## START Data listing

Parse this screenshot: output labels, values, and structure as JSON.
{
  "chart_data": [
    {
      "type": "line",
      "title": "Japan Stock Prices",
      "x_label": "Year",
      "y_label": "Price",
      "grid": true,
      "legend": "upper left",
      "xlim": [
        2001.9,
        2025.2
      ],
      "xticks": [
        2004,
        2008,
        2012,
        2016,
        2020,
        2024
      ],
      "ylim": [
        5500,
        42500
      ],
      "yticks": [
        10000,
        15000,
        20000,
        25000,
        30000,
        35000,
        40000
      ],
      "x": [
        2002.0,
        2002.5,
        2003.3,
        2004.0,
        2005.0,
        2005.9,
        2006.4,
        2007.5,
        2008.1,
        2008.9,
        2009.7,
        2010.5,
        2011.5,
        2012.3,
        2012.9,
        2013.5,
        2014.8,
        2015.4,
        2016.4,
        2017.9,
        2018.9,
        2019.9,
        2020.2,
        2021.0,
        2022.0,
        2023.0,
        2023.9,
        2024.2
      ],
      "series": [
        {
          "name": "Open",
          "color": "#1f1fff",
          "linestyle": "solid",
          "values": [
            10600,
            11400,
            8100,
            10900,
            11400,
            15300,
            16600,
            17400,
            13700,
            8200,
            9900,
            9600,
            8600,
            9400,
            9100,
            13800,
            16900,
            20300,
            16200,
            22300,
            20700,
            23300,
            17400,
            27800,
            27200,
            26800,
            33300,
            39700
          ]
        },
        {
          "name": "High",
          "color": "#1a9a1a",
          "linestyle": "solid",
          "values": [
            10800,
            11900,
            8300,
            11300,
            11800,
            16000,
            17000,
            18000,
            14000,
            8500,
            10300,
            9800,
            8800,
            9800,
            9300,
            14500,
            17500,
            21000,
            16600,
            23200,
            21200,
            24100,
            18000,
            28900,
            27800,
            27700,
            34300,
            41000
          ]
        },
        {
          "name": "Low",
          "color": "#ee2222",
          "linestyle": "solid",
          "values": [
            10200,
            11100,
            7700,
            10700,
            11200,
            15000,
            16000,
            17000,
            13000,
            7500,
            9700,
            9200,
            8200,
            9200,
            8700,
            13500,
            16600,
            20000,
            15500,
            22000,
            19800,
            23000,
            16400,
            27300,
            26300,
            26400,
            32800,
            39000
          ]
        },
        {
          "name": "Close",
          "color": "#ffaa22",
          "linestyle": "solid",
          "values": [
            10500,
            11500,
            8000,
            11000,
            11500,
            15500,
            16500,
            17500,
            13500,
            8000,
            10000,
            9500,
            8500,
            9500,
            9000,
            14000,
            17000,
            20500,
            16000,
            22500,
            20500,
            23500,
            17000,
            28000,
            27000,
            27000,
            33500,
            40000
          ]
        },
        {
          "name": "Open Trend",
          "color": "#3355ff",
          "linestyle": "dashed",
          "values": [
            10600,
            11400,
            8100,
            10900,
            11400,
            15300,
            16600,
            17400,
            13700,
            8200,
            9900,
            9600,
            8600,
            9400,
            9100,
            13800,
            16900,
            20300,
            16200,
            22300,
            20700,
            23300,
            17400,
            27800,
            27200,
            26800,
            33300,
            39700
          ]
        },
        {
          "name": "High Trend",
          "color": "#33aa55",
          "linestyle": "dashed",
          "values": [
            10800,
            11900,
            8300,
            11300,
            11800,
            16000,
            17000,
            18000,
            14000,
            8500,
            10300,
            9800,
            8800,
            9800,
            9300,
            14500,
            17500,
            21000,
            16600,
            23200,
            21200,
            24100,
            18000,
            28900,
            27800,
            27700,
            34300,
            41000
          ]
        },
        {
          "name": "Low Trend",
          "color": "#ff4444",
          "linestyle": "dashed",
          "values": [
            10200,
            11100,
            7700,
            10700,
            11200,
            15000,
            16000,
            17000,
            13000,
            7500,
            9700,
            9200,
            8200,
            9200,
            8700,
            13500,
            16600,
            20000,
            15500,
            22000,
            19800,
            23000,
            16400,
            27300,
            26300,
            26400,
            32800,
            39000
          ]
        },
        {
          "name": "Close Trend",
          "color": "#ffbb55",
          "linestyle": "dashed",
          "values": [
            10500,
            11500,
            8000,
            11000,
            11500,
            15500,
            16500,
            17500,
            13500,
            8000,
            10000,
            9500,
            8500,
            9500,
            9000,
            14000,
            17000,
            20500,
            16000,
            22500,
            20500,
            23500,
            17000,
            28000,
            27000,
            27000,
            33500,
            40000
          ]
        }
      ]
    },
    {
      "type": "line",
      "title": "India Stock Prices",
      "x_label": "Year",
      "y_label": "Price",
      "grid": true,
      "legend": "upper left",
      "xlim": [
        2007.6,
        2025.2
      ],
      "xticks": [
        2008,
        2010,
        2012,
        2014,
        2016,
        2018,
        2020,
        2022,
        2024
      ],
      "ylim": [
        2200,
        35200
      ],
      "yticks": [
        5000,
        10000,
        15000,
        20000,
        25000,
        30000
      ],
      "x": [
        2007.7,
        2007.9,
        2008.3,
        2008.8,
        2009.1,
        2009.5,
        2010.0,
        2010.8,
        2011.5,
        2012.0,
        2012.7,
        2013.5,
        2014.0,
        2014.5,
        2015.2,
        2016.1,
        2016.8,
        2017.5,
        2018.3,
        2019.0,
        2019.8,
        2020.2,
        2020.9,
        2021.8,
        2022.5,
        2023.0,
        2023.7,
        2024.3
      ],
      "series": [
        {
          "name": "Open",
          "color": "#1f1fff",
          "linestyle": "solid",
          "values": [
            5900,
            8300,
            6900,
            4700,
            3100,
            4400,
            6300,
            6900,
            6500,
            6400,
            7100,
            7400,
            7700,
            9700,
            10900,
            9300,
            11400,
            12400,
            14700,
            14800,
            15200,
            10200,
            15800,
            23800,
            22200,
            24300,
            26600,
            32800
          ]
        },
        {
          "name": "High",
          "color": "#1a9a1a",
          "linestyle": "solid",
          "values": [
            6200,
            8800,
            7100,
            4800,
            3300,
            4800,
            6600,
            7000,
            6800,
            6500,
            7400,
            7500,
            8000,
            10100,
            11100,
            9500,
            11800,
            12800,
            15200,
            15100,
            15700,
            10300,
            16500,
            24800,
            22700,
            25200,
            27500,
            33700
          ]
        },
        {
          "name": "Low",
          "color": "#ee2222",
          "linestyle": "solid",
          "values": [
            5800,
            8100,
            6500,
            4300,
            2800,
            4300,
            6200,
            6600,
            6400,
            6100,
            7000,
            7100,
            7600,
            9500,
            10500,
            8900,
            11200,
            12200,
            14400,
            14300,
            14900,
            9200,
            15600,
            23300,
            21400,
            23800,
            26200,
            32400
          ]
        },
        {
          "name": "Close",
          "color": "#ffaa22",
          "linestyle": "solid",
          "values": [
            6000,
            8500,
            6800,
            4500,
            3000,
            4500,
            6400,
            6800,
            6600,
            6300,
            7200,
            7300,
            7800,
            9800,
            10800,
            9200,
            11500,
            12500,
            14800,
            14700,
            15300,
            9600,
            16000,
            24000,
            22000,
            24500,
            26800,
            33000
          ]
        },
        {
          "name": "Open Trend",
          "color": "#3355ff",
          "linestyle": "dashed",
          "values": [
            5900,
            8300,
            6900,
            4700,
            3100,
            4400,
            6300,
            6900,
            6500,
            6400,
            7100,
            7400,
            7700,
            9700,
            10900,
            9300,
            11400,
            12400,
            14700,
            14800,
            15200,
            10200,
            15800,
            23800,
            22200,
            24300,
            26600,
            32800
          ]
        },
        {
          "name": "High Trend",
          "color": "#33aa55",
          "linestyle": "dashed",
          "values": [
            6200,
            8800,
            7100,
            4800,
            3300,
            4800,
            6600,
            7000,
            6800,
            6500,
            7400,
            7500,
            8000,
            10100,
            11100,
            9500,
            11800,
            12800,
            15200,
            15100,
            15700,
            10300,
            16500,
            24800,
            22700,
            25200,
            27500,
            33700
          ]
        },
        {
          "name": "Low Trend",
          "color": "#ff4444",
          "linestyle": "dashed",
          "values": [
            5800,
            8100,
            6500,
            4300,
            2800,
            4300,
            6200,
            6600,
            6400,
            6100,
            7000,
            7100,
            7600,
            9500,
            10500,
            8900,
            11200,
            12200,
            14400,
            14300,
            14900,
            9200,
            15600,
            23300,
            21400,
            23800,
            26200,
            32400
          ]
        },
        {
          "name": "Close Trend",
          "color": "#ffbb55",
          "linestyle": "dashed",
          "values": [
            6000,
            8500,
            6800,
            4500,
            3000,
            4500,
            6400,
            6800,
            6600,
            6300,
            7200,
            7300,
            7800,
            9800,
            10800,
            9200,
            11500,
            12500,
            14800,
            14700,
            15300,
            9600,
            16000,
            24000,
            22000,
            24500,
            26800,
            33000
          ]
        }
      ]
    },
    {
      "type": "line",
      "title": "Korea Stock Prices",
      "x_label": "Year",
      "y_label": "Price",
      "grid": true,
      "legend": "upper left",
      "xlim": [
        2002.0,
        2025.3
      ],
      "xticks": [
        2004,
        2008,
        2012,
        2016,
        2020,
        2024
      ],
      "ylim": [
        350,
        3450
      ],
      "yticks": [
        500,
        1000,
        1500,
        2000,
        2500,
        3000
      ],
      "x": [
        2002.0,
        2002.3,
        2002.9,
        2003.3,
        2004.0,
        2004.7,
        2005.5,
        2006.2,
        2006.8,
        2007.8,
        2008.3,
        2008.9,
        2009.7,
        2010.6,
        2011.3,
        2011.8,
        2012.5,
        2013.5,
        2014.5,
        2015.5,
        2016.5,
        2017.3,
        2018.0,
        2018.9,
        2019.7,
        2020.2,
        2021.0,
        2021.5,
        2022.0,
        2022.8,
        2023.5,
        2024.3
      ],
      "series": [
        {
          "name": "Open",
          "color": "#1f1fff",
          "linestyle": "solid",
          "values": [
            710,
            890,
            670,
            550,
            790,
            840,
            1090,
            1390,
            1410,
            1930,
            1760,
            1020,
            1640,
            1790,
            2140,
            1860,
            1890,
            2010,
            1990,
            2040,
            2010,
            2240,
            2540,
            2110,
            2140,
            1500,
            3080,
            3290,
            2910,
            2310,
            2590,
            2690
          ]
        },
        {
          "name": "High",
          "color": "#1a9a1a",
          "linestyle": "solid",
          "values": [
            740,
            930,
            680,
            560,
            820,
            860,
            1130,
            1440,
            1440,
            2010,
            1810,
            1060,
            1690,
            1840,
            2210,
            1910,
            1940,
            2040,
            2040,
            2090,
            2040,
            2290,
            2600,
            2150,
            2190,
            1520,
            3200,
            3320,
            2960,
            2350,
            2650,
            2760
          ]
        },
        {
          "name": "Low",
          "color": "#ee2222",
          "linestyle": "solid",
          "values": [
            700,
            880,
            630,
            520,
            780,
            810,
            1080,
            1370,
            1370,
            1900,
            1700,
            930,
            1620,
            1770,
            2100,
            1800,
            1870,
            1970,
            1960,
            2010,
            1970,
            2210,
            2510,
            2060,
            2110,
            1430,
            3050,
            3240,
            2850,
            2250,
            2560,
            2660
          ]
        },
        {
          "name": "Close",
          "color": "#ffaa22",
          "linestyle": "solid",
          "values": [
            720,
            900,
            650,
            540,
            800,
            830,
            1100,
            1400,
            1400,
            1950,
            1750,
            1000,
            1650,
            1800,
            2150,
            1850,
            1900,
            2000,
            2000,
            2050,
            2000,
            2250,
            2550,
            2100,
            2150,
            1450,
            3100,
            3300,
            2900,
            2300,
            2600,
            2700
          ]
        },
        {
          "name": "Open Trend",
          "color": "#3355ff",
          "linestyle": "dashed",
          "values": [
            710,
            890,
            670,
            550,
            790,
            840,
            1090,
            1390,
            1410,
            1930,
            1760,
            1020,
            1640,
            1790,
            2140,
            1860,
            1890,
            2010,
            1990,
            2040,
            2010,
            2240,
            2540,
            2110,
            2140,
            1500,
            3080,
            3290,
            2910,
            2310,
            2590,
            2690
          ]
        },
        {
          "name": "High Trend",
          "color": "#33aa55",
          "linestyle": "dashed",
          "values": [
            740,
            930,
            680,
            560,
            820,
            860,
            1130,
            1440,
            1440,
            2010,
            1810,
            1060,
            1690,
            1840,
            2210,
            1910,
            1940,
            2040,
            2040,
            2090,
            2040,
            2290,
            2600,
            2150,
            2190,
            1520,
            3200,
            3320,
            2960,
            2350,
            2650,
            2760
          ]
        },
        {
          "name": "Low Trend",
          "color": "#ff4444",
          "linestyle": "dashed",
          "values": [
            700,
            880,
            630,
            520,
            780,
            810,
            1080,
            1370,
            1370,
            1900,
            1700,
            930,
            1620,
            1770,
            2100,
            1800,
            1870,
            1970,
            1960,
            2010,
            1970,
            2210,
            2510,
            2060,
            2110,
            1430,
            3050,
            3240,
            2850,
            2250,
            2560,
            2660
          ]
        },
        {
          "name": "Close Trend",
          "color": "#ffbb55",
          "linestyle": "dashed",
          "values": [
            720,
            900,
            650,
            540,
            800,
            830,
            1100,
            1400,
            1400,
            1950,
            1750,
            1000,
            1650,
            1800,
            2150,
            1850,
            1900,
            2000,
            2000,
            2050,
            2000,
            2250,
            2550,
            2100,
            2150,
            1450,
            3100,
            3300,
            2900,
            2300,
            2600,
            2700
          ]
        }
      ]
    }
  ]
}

## END Data listing

What you need to do => Every line that holds the string "Stock" should be returned.

Reply =>
      "title": "Japan Stock Prices",
      "title": "India Stock Prices",
      "title": "Korea Stock Prices",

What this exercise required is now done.